Dataset records

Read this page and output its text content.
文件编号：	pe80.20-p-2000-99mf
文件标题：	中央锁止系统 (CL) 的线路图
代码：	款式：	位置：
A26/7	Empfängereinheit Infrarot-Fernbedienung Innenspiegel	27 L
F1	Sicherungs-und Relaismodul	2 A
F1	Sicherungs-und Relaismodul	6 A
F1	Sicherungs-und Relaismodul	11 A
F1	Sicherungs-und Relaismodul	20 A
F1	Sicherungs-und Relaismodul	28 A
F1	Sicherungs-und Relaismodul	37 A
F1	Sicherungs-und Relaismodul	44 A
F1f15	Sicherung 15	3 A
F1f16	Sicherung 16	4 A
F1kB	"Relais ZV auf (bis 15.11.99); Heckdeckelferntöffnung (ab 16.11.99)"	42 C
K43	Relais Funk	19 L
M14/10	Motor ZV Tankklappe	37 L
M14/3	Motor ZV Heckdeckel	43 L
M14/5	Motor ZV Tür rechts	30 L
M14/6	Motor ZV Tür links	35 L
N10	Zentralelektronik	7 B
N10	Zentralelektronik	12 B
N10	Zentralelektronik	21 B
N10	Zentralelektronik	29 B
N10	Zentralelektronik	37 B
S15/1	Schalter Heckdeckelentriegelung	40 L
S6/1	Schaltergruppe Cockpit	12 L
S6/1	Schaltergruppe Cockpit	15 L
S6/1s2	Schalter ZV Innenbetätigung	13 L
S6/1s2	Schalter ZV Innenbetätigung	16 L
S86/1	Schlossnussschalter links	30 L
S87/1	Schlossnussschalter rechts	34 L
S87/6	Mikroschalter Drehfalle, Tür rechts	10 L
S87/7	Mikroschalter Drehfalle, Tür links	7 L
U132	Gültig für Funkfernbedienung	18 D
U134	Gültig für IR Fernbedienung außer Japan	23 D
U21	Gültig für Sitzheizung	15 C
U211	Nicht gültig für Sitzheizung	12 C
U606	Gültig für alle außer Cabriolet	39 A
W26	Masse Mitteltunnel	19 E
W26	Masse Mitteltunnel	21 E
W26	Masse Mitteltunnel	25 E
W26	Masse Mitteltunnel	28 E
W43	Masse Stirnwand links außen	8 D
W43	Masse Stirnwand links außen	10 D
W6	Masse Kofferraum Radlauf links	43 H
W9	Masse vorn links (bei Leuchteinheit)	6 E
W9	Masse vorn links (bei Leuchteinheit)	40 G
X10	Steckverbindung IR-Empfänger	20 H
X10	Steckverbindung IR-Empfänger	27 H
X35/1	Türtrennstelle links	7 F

§ What you have to do
Show every line of the records above that contains the word "Zentralelektronik".

§ Right answer
N10	Zentralelektronik	7 B
N10	Zentralelektronik	12 B
N10	Zentralelektronik	21 B
N10	Zentralelektronik	29 B
N10	Zentralelektronik	37 B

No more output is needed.